* **INPUT FOR THIS TASK**:

+---+

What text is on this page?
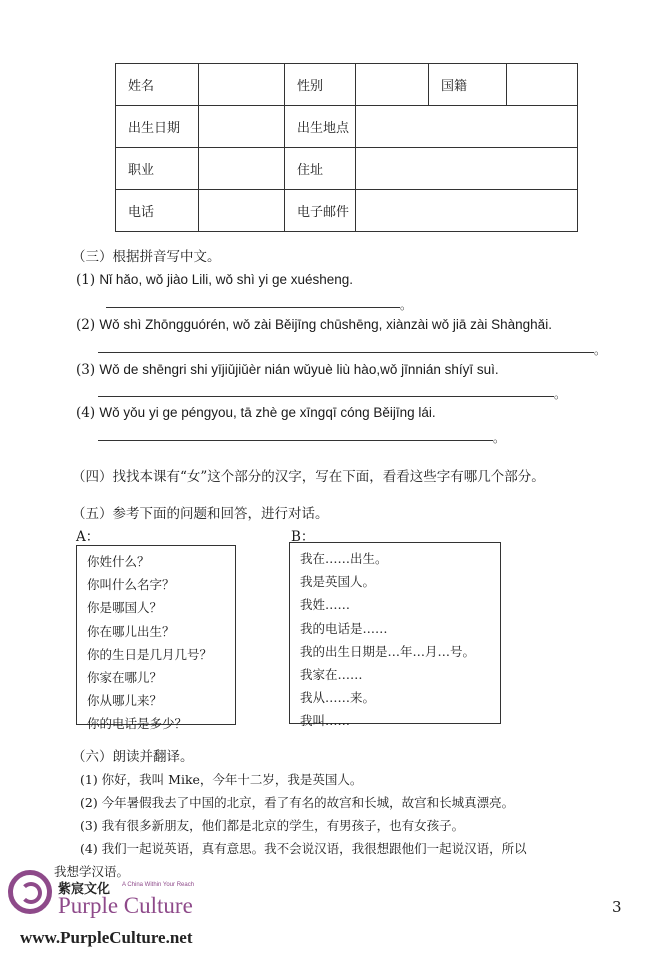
姓名		性别		国籍	
出生日期		出生地点			
职业		住址			
电话		电子邮件			
（三）根据拼音写中文。
(1) Nǐ hǎo, wǒ jiào Lili, wǒ shì yi ge xuésheng.
。
(2) Wǒ shì Zhōngguórén, wǒ zài Běijīng chūshēng, xiànzài wǒ jiā zài Shànghǎi.
。
(3) Wǒ de shēngri shi yījiǔjiǔèr nián wǔyuè liù hào,wǒ jīnnián shíyī suì.
。
(4) Wǒ yǒu yi ge péngyou, tā zhè ge xīngqī cóng Běijīng lái.
。
（四）找找本课有“女”这个部分的汉字，写在下面，看看这些字有哪几个部分。
（五）参考下面的问题和回答，进行对话。
A：	B：
你姓什么？
你叫什么名字？
你是哪国人？
你在哪儿出生？
你的生日是几月几号？
你家在哪儿？
你从哪儿来？
你的电话是多少？
我在……出生。
我是英国人。
我姓……
我的电话是……
我的出生日期是…年…月…号。
我家在……
我从……来。
我叫……
（六）朗读并翻译。
(1) 你好，我叫 Mike，今年十二岁，我是英国人。
(2) 今年暑假我去了中国的北京，看了有名的故宫和长城，故宫和长城真漂亮。
(3) 我有很多新朋友，他们都是北京的学生，有男孩子，也有女孩子。
(4) 我们一起说英语，真有意思。我不会说汉语，我很想跟他们一起说汉语，所以
我想学汉语。
紫宸文化 A China Within Your Reach
Purple Culture
www.PurpleCulture.net
3
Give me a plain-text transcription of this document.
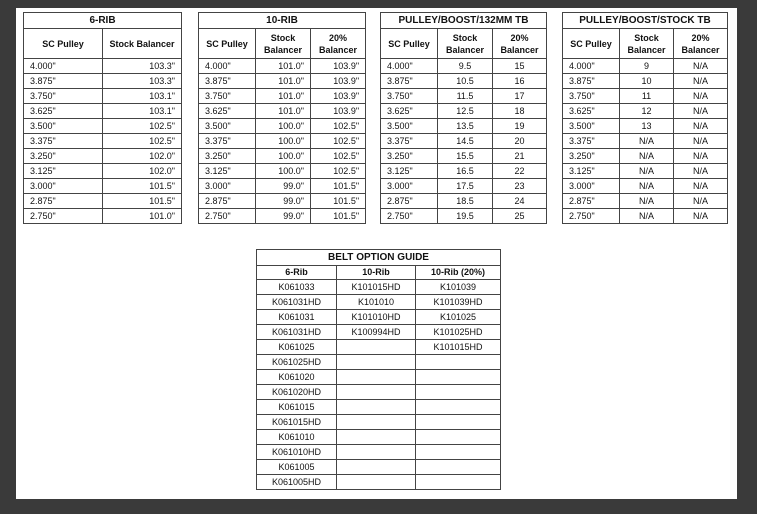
6-RIB	
SC Pulley	Stock Balancer
4.000"	103.3"
3.875"	103.3"
3.750"	103.1"
3.625"	103.1"
3.500"	102.5"
3.375"	102.5"
3.250"	102.0"
3.125"	102.0"
3.000"	101.5"
2.875"	101.5"
2.750"	101.0"
10-RIB		
SC Pulley	Stock Balancer	20% Balancer
4.000"	101.0"	103.9"
3.875"	101.0"	103.9"
3.750"	101.0"	103.9"
3.625"	101.0"	103.9"
3.500"	100.0"	102.5"
3.375"	100.0"	102.5"
3.250"	100.0"	102.5"
3.125"	100.0"	102.5"
3.000"	99.0"	101.5"
2.875"	99.0"	101.5"
2.750"	99.0"	101.5"
PULLEY/BOOST/132MM TB		
SC Pulley	Stock Balancer	20% Balancer
4.000"	9.5	15
3.875"	10.5	16
3.750"	11.5	17
3.625"	12.5	18
3.500"	13.5	19
3.375"	14.5	20
3.250"	15.5	21
3.125"	16.5	22
3.000"	17.5	23
2.875"	18.5	24
2.750"	19.5	25
PULLEY/BOOST/STOCK TB		
SC Pulley	Stock Balancer	20% Balancer
4.000"	9	N/A
3.875"	10	N/A
3.750"	11	N/A
3.625"	12	N/A
3.500"	13	N/A
3.375"	N/A	N/A
3.250"	N/A	N/A
3.125"	N/A	N/A
3.000"	N/A	N/A
2.875"	N/A	N/A
2.750"	N/A	N/A
BELT OPTION GUIDE		
6-Rib	10-Rib	10-Rib (20%)
K061033	K101015HD	K101039
K061031HD	K101010	K101039HD
K061031	K101010HD	K101025
K061031HD	K100994HD	K101025HD
K061025		K101015HD
K061025HD		
K061020		
K061020HD		
K061015		
K061015HD		
K061010		
K061010HD		
K061005		
K061005HD		
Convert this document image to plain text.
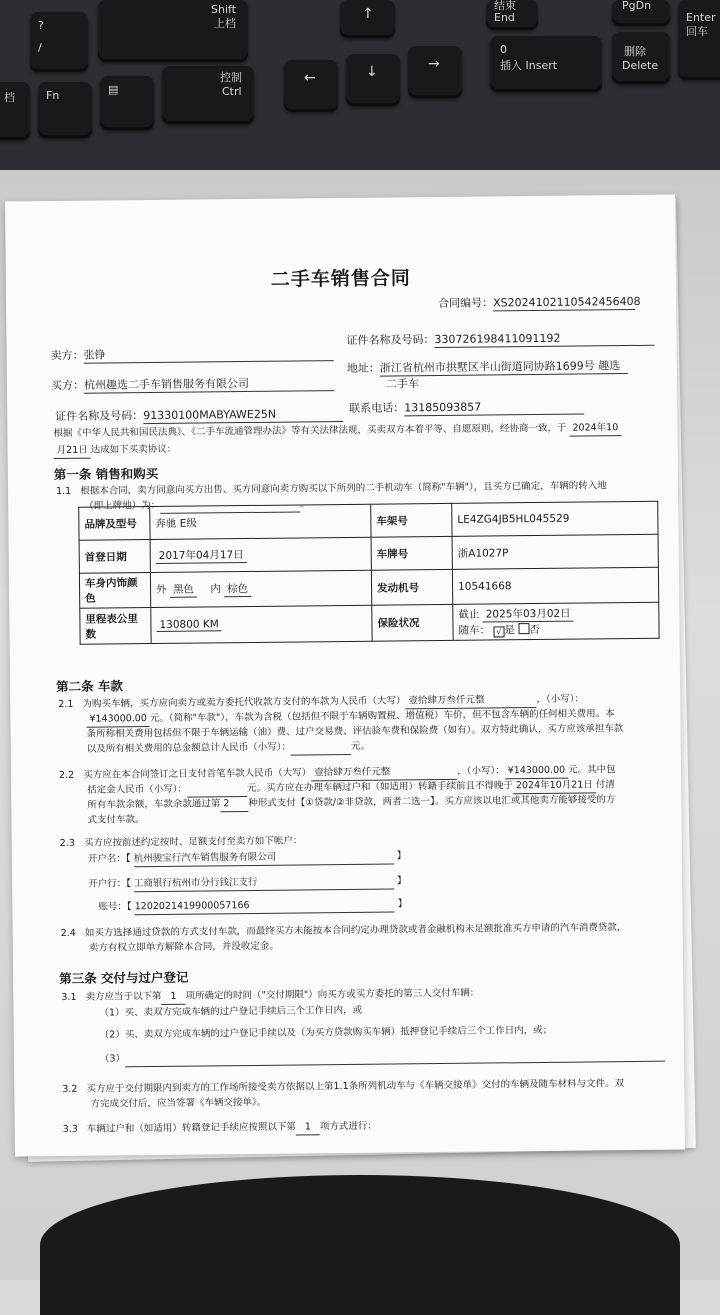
?
/
Shift
上档
↑
结束
End
PgDn
Enter
回车
档	Fn	▤
控制
Ctrl
←	↓	→
0
插入 Insert
删除
Delete
二手车销售合同
合同编号：XS20241021105424564​08
卖方：张铮
证件名称及号码：330726198411091192
买方：杭州趣选二手车销售服务有限公司
地址：浙江省杭州市拱墅区半山街道同协路1699号 趣选
二手车
证件名称及号码：91330100MABYAWE25N	联系电话：13185093857
根据《中华人民共和国民法典》、《二手车流通管理办法》等有关法律法规，买卖双方本着平等、自愿原则，经协商一致，于 2024年10
月21日 达成如下买卖协议：
第一条 销售和购买
1.1 根据本合同，卖方同意向买方出售、买方同意向卖方购买以下所列的二手机动车（简称"车辆"），且买方已确定，车辆的转入地
（即上牌地）为：	。
品牌及型号	奔驰 E级	车架号	LE4ZG4JB5HL045529
首登日期	2017年04月17日	车牌号	浙A1027P
车身内饰颜色	外 黑色 内 棕色	发动机号	10541668
里程表公里数	130800 KM	保险状况	截止 2025年03月02日
随车： √ 是 否
第二条 车款
2.1 为购买车辆，买方应向卖方或卖方委托代收款方支付的车款为人民币（大写） 壹拾肆万叁仟元整	，（小写）：
¥143000.00 元。（简称"车款"），车款为含税（包括但不限于车辆购置税、增值税）车价，但不包含车辆的任何相关费用。本
条所称相关费用包括但不限于车辆运输（油）费、过户交易费、评估验车费和保险费（如有）。双方特此确认，买方应该承担车款
以及所有相关费用的总金额总计人民币（小写）：	元。
2.2 买方应在本合同签订之日支付首笔车款人民币（大写） 壹拾肆万叁仟元整	，（小写）： ¥143000.00 元。其中包
括定金人民币（小写）：	元。买方应在办理车辆过户和（如适用）转籍手续前且不得晚于 2024年10月21日 付清
所有车款余额，车款余款通过第 2 种形式支付【①贷款/②非贷款，两者二选一】。买方应该以电汇或其他卖方能够接受的方
式支付车款。
2.3 买方应按前述约定按时、足额支付至卖方如下帐户：
开户名：【 杭州骏宝行汽车销售服务有限公司	】
开户行：【 工商银行杭州市分行钱江支行	】
账号：【 1202021419900057166	】
2.4 如买方选择通过贷款的方式支付车款，而最终买方未能按本合同约定办理贷款或者金融机构未足额批准买方申请的汽车消费贷款，
卖方有权立即单方解除本合同，并没收定金。
第三条 交付与过户登记
3.1 卖方应当于以下第 1 项所确定的时间（"交付期限"）向买方或买方委托的第三人交付车辆：
（1）买、卖双方完成车辆的过户登记手续后三个工作日内，或
（2）买、卖双方完成车辆的过户登记手续以及（为买方贷款购买车辆）抵押登记手续后三个工作日内，或；
（3）
3.2 买方应于交付期限内到卖方的工作场所接受卖方依据以上第1.1条所列机动车与《车辆交接单》交付的车辆及随车材料与文件。双
方完成交付后，应当签署《车辆交接单》。
3.3 车辆过户和（如适用）转籍登记手续应按照以下第 1 项方式进行：
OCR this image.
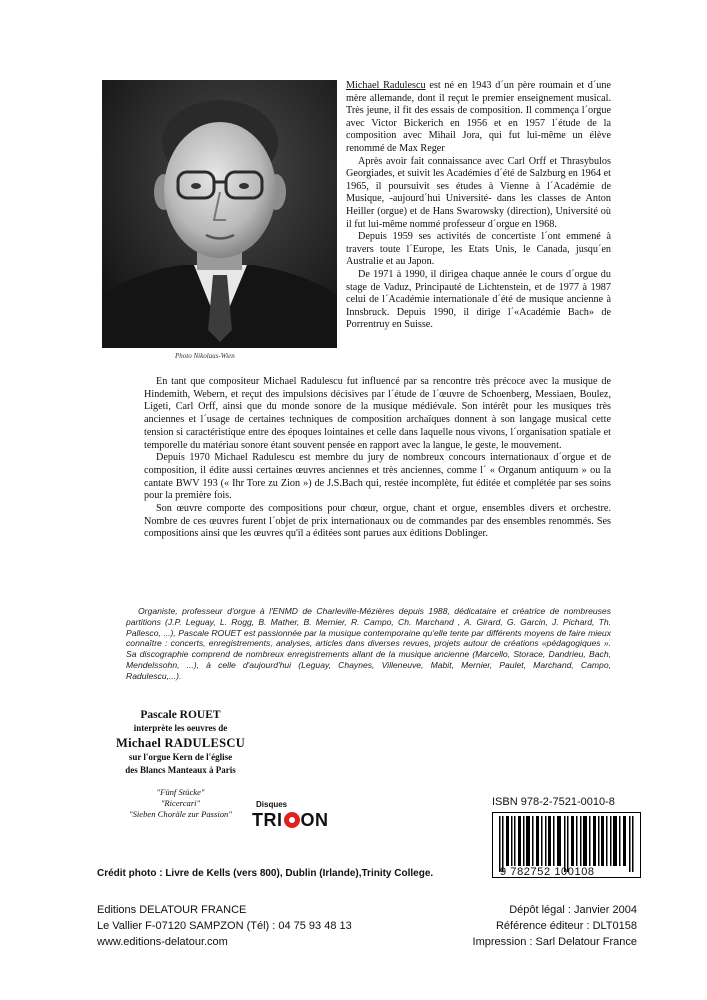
Photo Nikolaus-Wien

Michael Radulescu est né en 1943 d´un père roumain et d´une mère allemande, dont il reçut le premier enseignement musical. Très jeune, il fit des essais de composition. Il commença l´orgue avec Victor Bickerich en 1956 et en 1957 l´étude de la composition avec Mihail Jora, qui fut lui-même un élève renommé de Max Reger

Après avoir fait connaissance avec Carl Orff et Thrasybulos Georgiades, et suivit les Académies d´été de Salzburg en 1964 et 1965, il poursuivit ses études à Vienne à l´Académie de Musique, -aujourd´hui Université- dans les classes de Anton Heiller (orgue) et de Hans Swarowsky (direction), Université où il fut lui-même nommé professeur d´orgue en 1968.

Depuis 1959 ses activités de concertiste l´ont emmené à travers toute l´Europe, les Etats Unis, le Canada, jusqu´en Australie et au Japon.

De 1971 à 1990, il dirigea chaque année le cours d´orgue du stage de Vaduz, Principauté de Lichtenstein, et de 1977 à 1987 celui de l´Académie internationale d´été de musique ancienne à Innsbruck. Depuis 1990, il dirige l´«Académie Bach» de Porrentruy en Suisse.

En tant que compositeur Michael Radulescu fut influencé par sa rencontre très précoce avec la musique de Hindemith, Webern, et reçut des impulsions décisives par l´étude de l´œuvre de Schoenberg, Messiaen, Boulez, Ligeti, Carl Orff, ainsi que du monde sonore de la musique médiévale. Son intérêt pour les musiques très anciennes et l´usage de certaines techniques de composition archaïques donnent à son langage musical cette tension si caractéristique entre des époques lointaines et celle dans laquelle nous vivons, l´organisation spatiale et temporelle du matériau sonore étant souvent pensée en rapport avec la langue, le geste, le mouvement.

Depuis 1970 Michael Radulescu est membre du jury de nombreux concours internationaux d´orgue et de composition, il édite aussi certaines œuvres anciennes et très anciennes, comme l´ « Organum antiquum » ou la cantate BWV 193 (« Ihr Tore zu Zion ») de J.S.Bach qui, restée incomplète, fut éditée et complétée par ses soins pour la première fois.

Son œuvre comporte des compositions pour chœur, orgue, chant et orgue, ensembles divers et orchestre. Nombre de ces œuvres furent l´objet de prix internationaux ou de commandes par des ensembles renommés. Ses compositions ainsi que les œuvres qu'il a éditées sont parues aux éditions Doblinger.

Organiste, professeur d'orgue à l'ENMD de Charleville-Mézières depuis 1988, dédicataire et créatrice de nombreuses partitions (J.P. Leguay, L. Rogg, B. Mather, B. Mernier, R. Campo, Ch. Marchand , A. Girard, G. Garcin, J. Pichard, Th. Pallesco, ...), Pascale ROUET est passionnée par la musique contemporaine qu'elle tente par différents moyens de faire mieux connaître : concerts, enregistrements, analyses, articles dans diverses revues, projets autour de créations «pédagogiques ». Sa discographie comprend de nombreux enregistrements allant de la musique ancienne (Marcello, Storace, Dandrieu, Bach, Mendelssohn, ...), à celle d'aujourd'hui (Leguay, Chaynes, Villeneuve, Mabit, Mernier, Paulet, Marchand, Campo, Radulescu,...).

Pascale ROUET
interprète les oeuvres de
Michael RADULESCU
sur l'orgue Kern de l'église
des Blancs Manteaux à Paris
"Fünf Stücke"
"Ricercari"
"Sieben Choräle zur Passion"
Disques
TRI ON
ISBN 978-2-7521-0010-8
9 782752 100108
Crédit photo : Livre de Kells (vers 800), Dublin (Irlande),Trinity College.
Editions DELATOUR FRANCE
Le Vallier F-07120 SAMPZON (Tél) : 04 75 93 48 13
www.editions-delatour.com
Dépôt légal : Janvier 2004
Référence éditeur : DLT0158
Impression : Sarl Delatour France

+---+

* **SET TASK**: From the records above, pull out every line containing the word "plain".

* **COMPLETE OUTPUT**:
Give me a plain-text transcription of this document.
Convert this document image to plain text.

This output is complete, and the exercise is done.